EXERCISE OBJECTIVE » Your task is to repeat the listing exactly.

RECORDS FOR THIS TASK »
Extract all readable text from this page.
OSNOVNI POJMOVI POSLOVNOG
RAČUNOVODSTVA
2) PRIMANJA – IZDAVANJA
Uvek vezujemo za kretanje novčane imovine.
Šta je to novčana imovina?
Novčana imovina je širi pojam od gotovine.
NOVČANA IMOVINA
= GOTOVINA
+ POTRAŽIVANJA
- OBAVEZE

WRITTEN SOLUTION »
Extract all readable text from this page.
OSNOVNI POJMOVI POSLOVNOG
RAČUNOVODSTVA
2) PRIMANJA – IZDAVANJA
Uvek vezujemo za kretanje novčane imovine.
Šta je to novčana imovina?
Novčana imovina je širi pojam od gotovine.
NOVČANA IMOVINA
= GOTOVINA
+ POTRAŽIVANJA
- OBAVEZE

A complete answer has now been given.